══ Extracted material ══

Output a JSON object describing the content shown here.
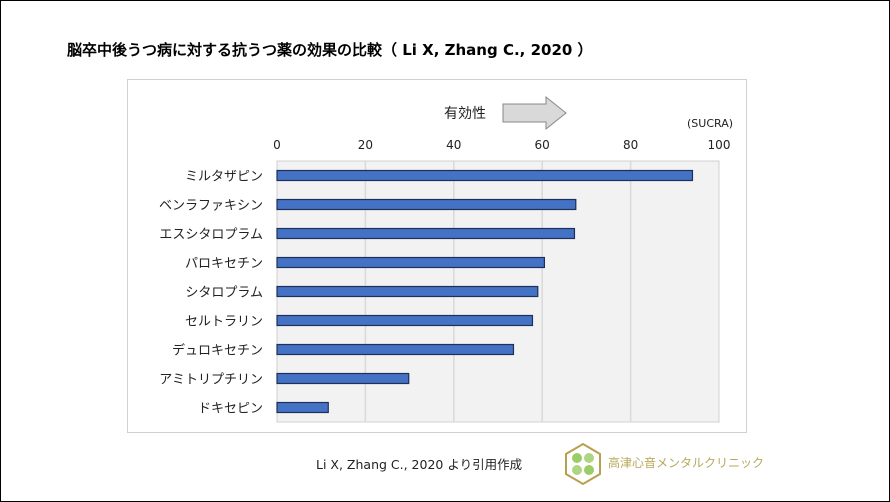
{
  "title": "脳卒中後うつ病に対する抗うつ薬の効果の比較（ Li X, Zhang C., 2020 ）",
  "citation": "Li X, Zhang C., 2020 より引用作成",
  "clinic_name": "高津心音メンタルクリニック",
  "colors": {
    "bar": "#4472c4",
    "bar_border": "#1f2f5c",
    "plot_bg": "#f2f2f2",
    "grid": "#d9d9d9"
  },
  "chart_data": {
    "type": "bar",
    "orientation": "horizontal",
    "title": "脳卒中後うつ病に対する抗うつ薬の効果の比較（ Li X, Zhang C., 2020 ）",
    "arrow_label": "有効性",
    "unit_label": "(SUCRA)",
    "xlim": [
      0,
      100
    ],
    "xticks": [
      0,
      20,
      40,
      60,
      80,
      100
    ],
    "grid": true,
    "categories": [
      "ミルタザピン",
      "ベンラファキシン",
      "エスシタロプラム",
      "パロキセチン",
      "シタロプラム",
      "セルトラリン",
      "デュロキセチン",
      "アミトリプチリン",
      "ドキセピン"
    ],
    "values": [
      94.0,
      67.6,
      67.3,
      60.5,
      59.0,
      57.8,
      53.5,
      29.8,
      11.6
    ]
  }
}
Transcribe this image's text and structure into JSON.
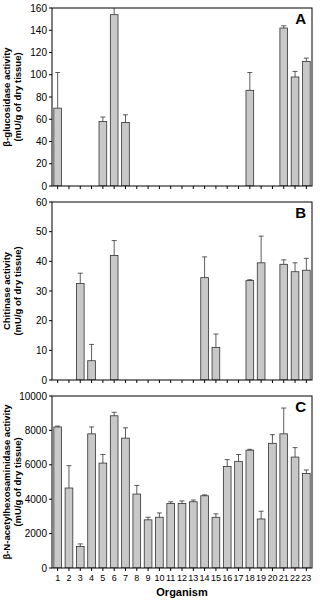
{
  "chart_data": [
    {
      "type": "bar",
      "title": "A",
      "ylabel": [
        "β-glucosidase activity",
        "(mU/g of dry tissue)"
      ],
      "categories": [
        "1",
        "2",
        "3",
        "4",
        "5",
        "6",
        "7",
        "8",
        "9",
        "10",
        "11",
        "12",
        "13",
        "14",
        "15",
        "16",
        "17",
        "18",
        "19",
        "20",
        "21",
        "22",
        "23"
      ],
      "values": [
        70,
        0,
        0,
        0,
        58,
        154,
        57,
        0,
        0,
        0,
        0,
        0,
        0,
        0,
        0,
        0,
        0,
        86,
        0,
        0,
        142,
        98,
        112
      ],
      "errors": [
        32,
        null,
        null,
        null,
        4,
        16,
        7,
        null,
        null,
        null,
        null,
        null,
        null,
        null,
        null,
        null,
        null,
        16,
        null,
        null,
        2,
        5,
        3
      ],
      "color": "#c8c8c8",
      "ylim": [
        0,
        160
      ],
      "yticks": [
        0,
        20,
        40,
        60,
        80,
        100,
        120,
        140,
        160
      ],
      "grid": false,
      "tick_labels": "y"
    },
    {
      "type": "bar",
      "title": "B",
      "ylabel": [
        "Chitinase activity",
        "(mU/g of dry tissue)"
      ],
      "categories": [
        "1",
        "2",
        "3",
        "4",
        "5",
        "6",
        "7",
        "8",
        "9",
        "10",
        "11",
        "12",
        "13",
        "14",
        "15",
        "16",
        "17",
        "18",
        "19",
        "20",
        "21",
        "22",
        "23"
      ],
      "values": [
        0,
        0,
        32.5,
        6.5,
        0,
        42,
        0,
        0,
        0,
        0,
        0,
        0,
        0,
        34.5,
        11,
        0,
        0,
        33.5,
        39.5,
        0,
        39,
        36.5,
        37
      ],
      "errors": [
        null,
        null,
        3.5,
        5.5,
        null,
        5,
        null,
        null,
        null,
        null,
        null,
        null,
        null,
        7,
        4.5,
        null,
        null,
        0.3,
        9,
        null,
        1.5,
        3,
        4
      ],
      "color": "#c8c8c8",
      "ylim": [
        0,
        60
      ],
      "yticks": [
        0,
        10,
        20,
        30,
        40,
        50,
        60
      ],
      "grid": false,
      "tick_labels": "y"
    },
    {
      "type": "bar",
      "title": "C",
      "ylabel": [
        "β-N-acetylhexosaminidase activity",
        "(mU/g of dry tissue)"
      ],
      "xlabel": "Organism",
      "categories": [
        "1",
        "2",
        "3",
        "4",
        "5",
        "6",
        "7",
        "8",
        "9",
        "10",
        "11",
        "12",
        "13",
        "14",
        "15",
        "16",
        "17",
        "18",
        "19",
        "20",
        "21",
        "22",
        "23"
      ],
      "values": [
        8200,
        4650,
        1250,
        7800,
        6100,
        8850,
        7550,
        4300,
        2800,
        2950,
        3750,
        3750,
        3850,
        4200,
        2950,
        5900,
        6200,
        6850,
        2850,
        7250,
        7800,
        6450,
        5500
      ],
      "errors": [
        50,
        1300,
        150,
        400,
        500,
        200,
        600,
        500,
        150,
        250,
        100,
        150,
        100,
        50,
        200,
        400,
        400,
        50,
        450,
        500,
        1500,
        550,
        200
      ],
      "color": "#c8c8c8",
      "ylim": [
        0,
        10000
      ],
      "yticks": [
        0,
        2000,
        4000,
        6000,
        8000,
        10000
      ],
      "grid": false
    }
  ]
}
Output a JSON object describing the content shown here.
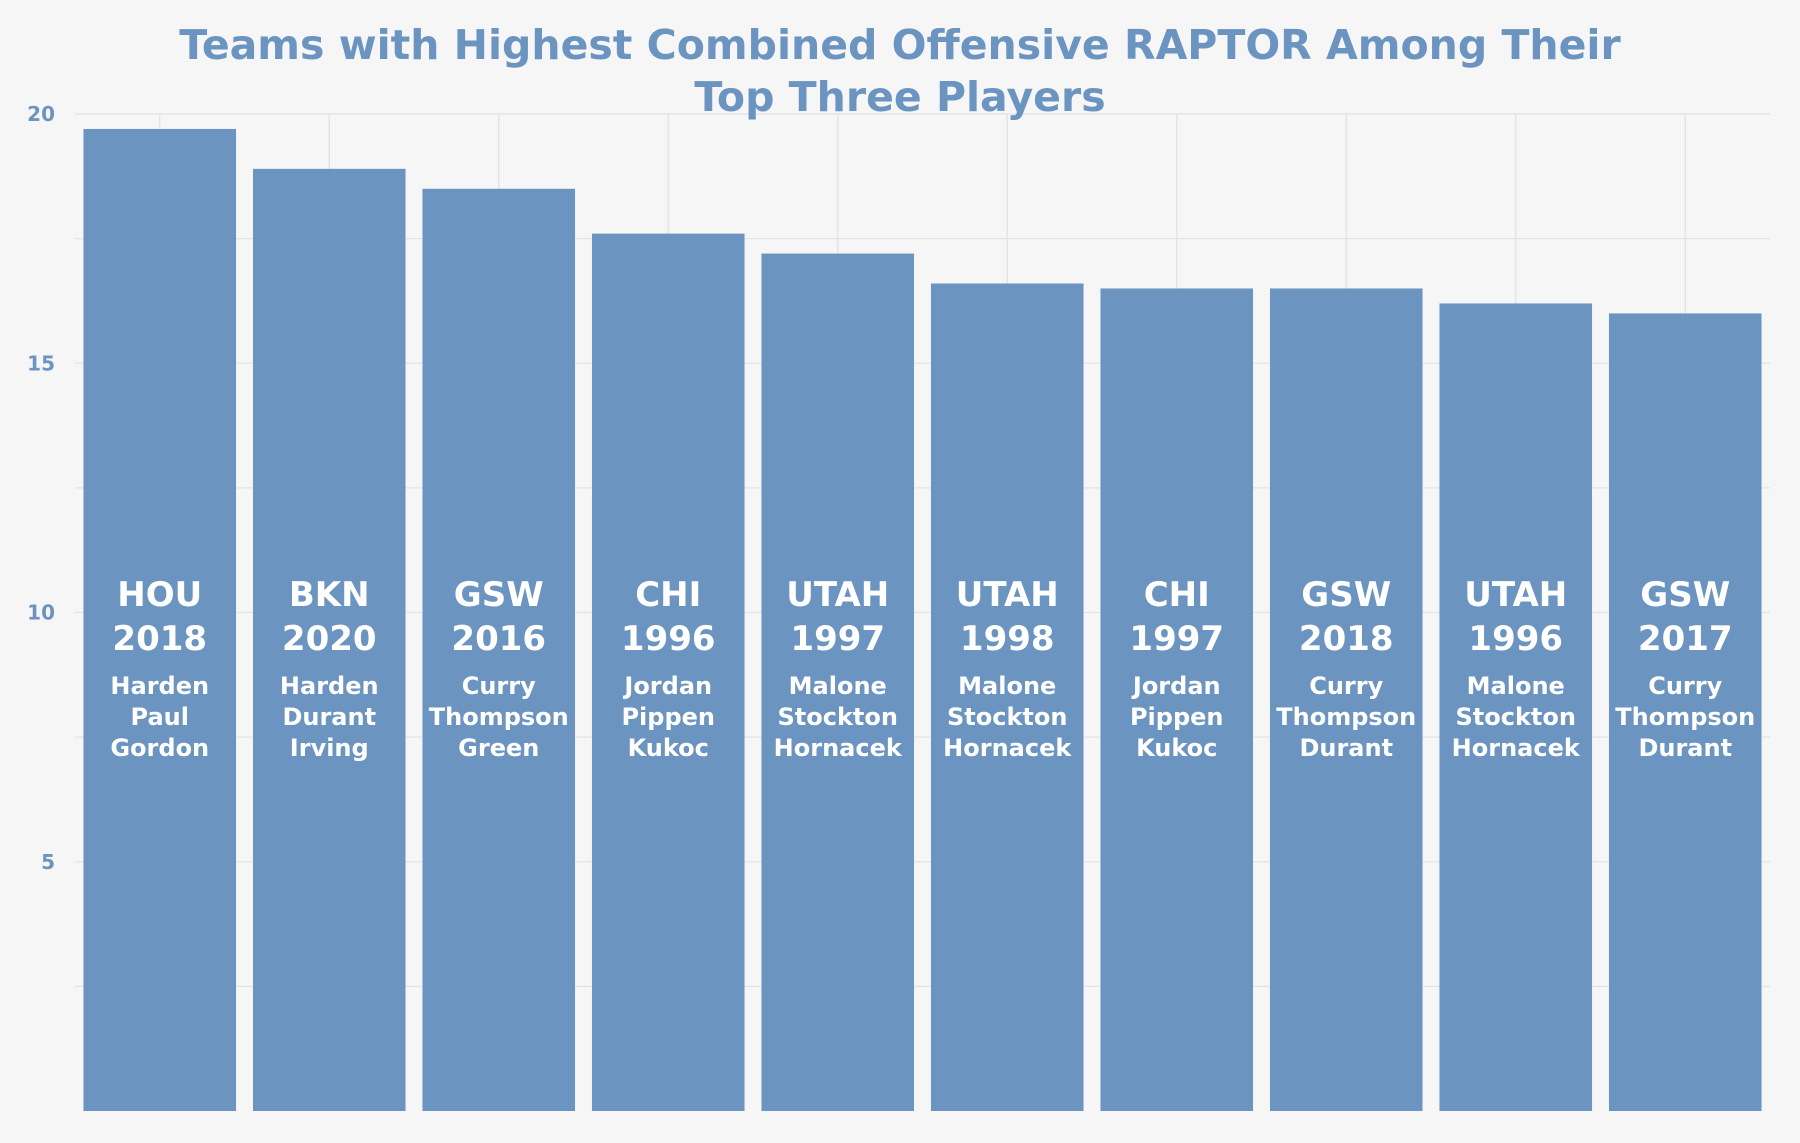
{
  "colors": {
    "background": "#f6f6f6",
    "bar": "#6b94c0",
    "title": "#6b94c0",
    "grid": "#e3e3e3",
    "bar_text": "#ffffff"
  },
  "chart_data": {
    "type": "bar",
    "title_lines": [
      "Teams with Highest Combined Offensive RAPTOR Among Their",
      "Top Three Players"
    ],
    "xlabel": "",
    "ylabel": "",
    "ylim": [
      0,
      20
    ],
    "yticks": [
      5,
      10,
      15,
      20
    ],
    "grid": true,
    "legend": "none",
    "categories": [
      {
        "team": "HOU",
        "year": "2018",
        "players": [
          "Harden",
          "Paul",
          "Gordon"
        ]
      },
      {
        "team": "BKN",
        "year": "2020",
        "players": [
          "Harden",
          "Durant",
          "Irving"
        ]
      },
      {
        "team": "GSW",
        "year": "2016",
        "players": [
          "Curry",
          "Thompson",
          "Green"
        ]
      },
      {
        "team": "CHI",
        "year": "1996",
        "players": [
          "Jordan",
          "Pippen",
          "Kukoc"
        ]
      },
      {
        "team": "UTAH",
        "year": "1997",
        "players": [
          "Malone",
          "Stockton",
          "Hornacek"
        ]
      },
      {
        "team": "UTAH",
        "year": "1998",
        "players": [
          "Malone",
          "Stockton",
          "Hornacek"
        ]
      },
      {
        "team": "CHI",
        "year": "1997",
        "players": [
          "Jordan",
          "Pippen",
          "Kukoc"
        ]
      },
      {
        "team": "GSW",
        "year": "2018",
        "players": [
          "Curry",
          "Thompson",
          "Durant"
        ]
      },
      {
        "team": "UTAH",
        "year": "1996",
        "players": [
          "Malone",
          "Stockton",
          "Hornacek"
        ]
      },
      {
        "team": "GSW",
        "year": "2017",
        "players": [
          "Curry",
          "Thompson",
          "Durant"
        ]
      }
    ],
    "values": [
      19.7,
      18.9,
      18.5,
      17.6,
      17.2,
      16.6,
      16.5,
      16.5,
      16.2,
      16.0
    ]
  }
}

═══

Prompt
Copy the material exactly. Do not include the pictures.

Exercise response
Output a JSON object describing the content shown here.
{
  "title": "脳卒中後うつ病に対する抗うつ薬の効果の比較（ Li X, Zhang C., 2020 ）",
  "citation": "Li X, Zhang C., 2020 より引用作成",
  "clinic_name": "高津心音メンタルクリニック",
  "colors": {
    "bar": "#4472c4",
    "bar_border": "#1f2f5c",
    "plot_bg": "#f2f2f2",
    "grid": "#d9d9d9"
  },
  "chart_data": {
    "type": "bar",
    "orientation": "horizontal",
    "title": "脳卒中後うつ病に対する抗うつ薬の効果の比較（ Li X, Zhang C., 2020 ）",
    "arrow_label": "有効性",
    "unit_label": "(SUCRA)",
    "xlim": [
      0,
      100
    ],
    "xticks": [
      0,
      20,
      40,
      60,
      80,
      100
    ],
    "grid": true,
    "categories": [
      "ミルタザピン",
      "ベンラファキシン",
      "エスシタロプラム",
      "パロキセチン",
      "シタロプラム",
      "セルトラリン",
      "デュロキセチン",
      "アミトリプチリン",
      "ドキセピン"
    ],
    "values": [
      94.0,
      67.6,
      67.3,
      60.5,
      59.0,
      57.8,
      53.5,
      29.8,
      11.6
    ]
  }
}
Transcribe this image's text and structure into JSON.
{
  "chart_data": [
    {
      "type": "bar",
      "title": "A",
      "ylabel": [
        "β-glucosidase activity",
        "(mU/g of dry tissue)"
      ],
      "categories": [
        "1",
        "2",
        "3",
        "4",
        "5",
        "6",
        "7",
        "8",
        "9",
        "10",
        "11",
        "12",
        "13",
        "14",
        "15",
        "16",
        "17",
        "18",
        "19",
        "20",
        "21",
        "22",
        "23"
      ],
      "values": [
        70,
        0,
        0,
        0,
        58,
        154,
        57,
        0,
        0,
        0,
        0,
        0,
        0,
        0,
        0,
        0,
        0,
        86,
        0,
        0,
        142,
        98,
        112
      ],
      "errors": [
        32,
        null,
        null,
        null,
        4,
        16,
        7,
        null,
        null,
        null,
        null,
        null,
        null,
        null,
        null,
        null,
        null,
        16,
        null,
        null,
        2,
        5,
        3
      ],
      "color": "#c8c8c8",
      "ylim": [
        0,
        160
      ],
      "yticks": [
        0,
        20,
        40,
        60,
        80,
        100,
        120,
        140,
        160
      ],
      "grid": false,
      "tick_labels": "y"
    },
    {
      "type": "bar",
      "title": "B",
      "ylabel": [
        "Chitinase activity",
        "(mU/g of dry tissue)"
      ],
      "categories": [
        "1",
        "2",
        "3",
        "4",
        "5",
        "6",
        "7",
        "8",
        "9",
        "10",
        "11",
        "12",
        "13",
        "14",
        "15",
        "16",
        "17",
        "18",
        "19",
        "20",
        "21",
        "22",
        "23"
      ],
      "values": [
        0,
        0,
        32.5,
        6.5,
        0,
        42,
        0,
        0,
        0,
        0,
        0,
        0,
        0,
        34.5,
        11,
        0,
        0,
        33.5,
        39.5,
        0,
        39,
        36.5,
        37
      ],
      "errors": [
        null,
        null,
        3.5,
        5.5,
        null,
        5,
        null,
        null,
        null,
        null,
        null,
        null,
        null,
        7,
        4.5,
        null,
        null,
        0.3,
        9,
        null,
        1.5,
        3,
        4
      ],
      "color": "#c8c8c8",
      "ylim": [
        0,
        60
      ],
      "yticks": [
        0,
        10,
        20,
        30,
        40,
        50,
        60
      ],
      "grid": false,
      "tick_labels": "y"
    },
    {
      "type": "bar",
      "title": "C",
      "ylabel": [
        "β-N-acetylhexosaminidase activity",
        "(mU/g of dry tissue)"
      ],
      "xlabel": "Organism",
      "categories": [
        "1",
        "2",
        "3",
        "4",
        "5",
        "6",
        "7",
        "8",
        "9",
        "10",
        "11",
        "12",
        "13",
        "14",
        "15",
        "16",
        "17",
        "18",
        "19",
        "20",
        "21",
        "22",
        "23"
      ],
      "values": [
        8200,
        4650,
        1250,
        7800,
        6100,
        8850,
        7550,
        4300,
        2800,
        2950,
        3750,
        3750,
        3850,
        4200,
        2950,
        5900,
        6200,
        6850,
        2850,
        7250,
        7800,
        6450,
        5500
      ],
      "errors": [
        50,
        1300,
        150,
        400,
        500,
        200,
        600,
        500,
        150,
        250,
        100,
        150,
        100,
        50,
        200,
        400,
        400,
        50,
        450,
        500,
        1500,
        550,
        200
      ],
      "color": "#c8c8c8",
      "ylim": [
        0,
        10000
      ],
      "yticks": [
        0,
        2000,
        4000,
        6000,
        8000,
        10000
      ],
      "grid": false
    }
  ]
}
Output a JSON object describing the content shown here.
{
  "colors": {
    "background": "#f6f6f6",
    "bar": "#6b94c0",
    "title": "#6b94c0",
    "grid": "#e3e3e3",
    "bar_text": "#ffffff"
  },
  "chart_data": {
    "type": "bar",
    "title_lines": [
      "Teams with Highest Combined Offensive RAPTOR Among Their",
      "Top Three Players"
    ],
    "xlabel": "",
    "ylabel": "",
    "ylim": [
      0,
      20
    ],
    "yticks": [
      5,
      10,
      15,
      20
    ],
    "grid": true,
    "legend": "none",
    "categories": [
      {
        "team": "HOU",
        "year": "2018",
        "players": [
          "Harden",
          "Paul",
          "Gordon"
        ]
      },
      {
        "team": "BKN",
        "year": "2020",
        "players": [
          "Harden",
          "Durant",
          "Irving"
        ]
      },
      {
        "team": "GSW",
        "year": "2016",
        "players": [
          "Curry",
          "Thompson",
          "Green"
        ]
      },
      {
        "team": "CHI",
        "year": "1996",
        "players": [
          "Jordan",
          "Pippen",
          "Kukoc"
        ]
      },
      {
        "team": "UTAH",
        "year": "1997",
        "players": [
          "Malone",
          "Stockton",
          "Hornacek"
        ]
      },
      {
        "team": "UTAH",
        "year": "1998",
        "players": [
          "Malone",
          "Stockton",
          "Hornacek"
        ]
      },
      {
        "team": "CHI",
        "year": "1997",
        "players": [
          "Jordan",
          "Pippen",
          "Kukoc"
        ]
      },
      {
        "team": "GSW",
        "year": "2018",
        "players": [
          "Curry",
          "Thompson",
          "Durant"
        ]
      },
      {
        "team": "UTAH",
        "year": "1996",
        "players": [
          "Malone",
          "Stockton",
          "Hornacek"
        ]
      },
      {
        "team": "GSW",
        "year": "2017",
        "players": [
          "Curry",
          "Thompson",
          "Durant"
        ]
      }
    ],
    "values": [
      19.7,
      18.9,
      18.5,
      17.6,
      17.2,
      16.6,
      16.5,
      16.5,
      16.2,
      16.0
    ]
  }
}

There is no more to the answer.